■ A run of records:
........

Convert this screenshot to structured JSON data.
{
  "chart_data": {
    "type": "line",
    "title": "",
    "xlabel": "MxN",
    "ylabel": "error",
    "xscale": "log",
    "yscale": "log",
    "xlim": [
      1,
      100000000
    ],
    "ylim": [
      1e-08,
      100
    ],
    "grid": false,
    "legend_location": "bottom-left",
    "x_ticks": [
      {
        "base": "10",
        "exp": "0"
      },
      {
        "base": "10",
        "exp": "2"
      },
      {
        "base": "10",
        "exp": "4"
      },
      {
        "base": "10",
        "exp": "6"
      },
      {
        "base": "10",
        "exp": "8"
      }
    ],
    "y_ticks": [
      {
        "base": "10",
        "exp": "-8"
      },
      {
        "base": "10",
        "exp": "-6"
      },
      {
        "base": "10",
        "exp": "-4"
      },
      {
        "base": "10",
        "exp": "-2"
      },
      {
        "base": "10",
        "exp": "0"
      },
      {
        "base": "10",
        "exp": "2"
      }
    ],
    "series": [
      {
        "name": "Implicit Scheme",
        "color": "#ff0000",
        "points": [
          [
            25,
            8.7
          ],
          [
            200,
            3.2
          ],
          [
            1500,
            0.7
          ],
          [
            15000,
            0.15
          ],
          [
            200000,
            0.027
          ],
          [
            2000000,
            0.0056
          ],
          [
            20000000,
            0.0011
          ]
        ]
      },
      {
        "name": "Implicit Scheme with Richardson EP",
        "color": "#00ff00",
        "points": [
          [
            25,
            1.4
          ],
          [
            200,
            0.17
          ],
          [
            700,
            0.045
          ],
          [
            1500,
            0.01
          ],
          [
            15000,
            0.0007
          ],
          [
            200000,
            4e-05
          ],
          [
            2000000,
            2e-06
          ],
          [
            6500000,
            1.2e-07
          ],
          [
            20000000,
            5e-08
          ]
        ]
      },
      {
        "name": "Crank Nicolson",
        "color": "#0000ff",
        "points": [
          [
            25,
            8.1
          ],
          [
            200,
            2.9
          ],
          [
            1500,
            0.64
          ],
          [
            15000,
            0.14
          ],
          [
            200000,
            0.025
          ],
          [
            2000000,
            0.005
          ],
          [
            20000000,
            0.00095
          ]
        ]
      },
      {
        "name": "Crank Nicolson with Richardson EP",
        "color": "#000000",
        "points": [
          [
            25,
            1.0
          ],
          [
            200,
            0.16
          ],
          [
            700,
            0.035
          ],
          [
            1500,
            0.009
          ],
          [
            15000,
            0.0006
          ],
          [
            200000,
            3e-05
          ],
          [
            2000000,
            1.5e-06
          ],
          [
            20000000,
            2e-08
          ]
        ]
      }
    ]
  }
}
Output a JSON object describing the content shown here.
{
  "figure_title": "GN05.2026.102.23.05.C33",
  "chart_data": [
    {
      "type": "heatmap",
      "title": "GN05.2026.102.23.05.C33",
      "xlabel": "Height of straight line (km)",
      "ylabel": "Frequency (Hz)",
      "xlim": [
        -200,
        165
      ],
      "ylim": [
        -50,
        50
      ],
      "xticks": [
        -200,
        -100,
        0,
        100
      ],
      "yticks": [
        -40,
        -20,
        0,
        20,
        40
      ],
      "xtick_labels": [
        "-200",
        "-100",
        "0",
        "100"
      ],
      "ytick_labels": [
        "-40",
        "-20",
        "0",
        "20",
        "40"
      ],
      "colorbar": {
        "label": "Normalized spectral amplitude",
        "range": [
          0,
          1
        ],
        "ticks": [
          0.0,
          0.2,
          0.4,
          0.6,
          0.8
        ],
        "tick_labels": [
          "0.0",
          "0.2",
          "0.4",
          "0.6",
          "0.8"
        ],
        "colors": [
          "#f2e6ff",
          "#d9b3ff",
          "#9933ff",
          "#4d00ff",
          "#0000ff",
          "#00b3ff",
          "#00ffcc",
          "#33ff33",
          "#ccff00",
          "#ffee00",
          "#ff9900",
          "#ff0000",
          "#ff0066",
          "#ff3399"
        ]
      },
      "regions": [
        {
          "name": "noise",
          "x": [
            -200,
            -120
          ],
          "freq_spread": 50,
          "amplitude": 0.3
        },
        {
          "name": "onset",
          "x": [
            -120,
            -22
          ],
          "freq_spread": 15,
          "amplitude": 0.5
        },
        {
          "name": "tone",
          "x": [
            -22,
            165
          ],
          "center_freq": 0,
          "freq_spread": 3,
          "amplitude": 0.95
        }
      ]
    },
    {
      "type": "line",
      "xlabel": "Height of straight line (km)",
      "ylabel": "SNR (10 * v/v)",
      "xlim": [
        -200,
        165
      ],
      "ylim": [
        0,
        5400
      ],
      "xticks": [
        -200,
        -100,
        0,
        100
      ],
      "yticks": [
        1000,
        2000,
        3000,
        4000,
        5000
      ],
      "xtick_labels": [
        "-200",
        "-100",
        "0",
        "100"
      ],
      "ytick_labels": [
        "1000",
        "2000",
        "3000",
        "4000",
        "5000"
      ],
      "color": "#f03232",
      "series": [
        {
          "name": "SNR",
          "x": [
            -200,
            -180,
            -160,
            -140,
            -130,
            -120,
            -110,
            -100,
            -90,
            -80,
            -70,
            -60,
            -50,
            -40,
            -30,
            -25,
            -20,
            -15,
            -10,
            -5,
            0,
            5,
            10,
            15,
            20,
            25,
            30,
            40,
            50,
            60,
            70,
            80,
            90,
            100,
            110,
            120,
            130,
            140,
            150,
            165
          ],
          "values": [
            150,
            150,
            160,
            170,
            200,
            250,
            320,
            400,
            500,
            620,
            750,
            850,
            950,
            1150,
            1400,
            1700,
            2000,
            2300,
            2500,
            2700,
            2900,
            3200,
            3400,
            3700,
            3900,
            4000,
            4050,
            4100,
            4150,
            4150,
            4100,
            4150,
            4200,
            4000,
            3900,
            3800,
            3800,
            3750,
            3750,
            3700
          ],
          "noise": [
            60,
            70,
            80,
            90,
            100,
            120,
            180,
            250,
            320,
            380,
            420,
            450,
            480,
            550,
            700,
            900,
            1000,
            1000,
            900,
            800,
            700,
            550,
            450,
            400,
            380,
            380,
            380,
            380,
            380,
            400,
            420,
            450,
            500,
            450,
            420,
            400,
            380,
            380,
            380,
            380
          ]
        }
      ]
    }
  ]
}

........

■ Written task: Copy out each line of the material that holds the word "with".

■ Solution to this problem:
        "name": "Implicit Scheme with Richardson EP",
        "name": "Crank Nicolson with Richardson EP",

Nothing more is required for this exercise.